[Page content transcription data]

§ §

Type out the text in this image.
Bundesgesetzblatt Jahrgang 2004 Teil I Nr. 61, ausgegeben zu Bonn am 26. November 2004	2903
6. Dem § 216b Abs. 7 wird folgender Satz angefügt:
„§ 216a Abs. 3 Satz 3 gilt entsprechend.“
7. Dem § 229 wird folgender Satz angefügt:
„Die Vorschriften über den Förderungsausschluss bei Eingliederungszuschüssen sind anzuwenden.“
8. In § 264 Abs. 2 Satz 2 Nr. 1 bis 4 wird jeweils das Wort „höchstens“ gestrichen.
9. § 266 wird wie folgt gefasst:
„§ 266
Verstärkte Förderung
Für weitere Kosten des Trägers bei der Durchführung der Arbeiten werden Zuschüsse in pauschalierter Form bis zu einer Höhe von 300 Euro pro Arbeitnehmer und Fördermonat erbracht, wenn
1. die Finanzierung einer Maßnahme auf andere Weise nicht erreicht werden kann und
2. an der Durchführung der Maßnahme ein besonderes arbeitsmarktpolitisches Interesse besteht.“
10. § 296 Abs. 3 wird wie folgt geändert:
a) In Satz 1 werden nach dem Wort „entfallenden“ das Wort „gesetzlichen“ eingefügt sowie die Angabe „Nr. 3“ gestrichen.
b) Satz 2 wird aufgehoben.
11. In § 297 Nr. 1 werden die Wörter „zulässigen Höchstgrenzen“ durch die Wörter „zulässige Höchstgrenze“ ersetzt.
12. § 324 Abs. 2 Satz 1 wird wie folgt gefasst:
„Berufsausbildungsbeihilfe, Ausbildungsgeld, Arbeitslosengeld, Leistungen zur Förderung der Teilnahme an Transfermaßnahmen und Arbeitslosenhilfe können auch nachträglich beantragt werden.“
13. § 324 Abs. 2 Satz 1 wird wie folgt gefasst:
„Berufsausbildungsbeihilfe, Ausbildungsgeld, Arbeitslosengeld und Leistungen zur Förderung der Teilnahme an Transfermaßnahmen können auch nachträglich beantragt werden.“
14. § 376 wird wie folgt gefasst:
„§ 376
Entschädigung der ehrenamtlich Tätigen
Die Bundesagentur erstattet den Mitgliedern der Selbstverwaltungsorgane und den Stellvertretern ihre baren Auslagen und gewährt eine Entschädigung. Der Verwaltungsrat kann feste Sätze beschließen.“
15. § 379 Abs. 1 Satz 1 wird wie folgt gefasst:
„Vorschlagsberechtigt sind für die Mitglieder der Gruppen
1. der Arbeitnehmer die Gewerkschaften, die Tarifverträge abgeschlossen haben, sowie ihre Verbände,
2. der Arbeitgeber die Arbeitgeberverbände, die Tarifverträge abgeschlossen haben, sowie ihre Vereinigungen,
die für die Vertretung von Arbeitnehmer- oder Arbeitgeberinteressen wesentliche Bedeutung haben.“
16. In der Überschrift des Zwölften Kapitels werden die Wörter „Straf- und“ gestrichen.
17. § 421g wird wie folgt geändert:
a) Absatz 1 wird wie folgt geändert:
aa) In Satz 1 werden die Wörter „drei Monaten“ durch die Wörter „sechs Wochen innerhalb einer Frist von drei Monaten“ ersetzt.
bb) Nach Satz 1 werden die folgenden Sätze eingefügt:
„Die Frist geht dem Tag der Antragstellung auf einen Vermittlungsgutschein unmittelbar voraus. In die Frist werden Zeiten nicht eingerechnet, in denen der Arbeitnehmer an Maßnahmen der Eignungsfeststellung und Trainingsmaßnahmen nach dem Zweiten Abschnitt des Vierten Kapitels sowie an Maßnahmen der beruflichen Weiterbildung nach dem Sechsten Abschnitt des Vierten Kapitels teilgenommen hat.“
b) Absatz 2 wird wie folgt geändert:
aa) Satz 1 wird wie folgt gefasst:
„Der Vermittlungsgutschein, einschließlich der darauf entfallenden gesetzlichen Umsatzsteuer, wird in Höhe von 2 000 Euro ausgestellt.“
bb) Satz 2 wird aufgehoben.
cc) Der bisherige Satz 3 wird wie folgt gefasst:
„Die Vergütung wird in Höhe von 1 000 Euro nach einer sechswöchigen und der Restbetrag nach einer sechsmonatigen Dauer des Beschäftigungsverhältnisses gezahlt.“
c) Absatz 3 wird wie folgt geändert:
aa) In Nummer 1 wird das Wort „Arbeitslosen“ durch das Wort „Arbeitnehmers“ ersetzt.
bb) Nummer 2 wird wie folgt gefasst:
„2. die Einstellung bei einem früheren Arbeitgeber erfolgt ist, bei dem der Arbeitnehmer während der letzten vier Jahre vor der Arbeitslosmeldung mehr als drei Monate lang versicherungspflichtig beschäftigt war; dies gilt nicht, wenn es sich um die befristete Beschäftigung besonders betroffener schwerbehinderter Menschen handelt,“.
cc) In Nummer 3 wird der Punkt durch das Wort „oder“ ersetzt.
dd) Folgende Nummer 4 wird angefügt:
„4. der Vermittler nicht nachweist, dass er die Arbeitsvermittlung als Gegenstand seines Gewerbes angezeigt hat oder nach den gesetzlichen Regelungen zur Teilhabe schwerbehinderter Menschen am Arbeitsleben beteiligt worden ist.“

§ §

**What to work on:**
Write out each line above that contains the word "Sätze".

**Your response:**
Die Bundesagentur erstattet den Mitgliedern der Selbstverwaltungsorgane und den Stellvertretern ihre baren Auslagen und gewährt eine Entschädigung. Der Verwaltungsrat kann feste Sätze beschließen.“
bb) Nach Satz 1 werden die folgenden Sätze eingefügt:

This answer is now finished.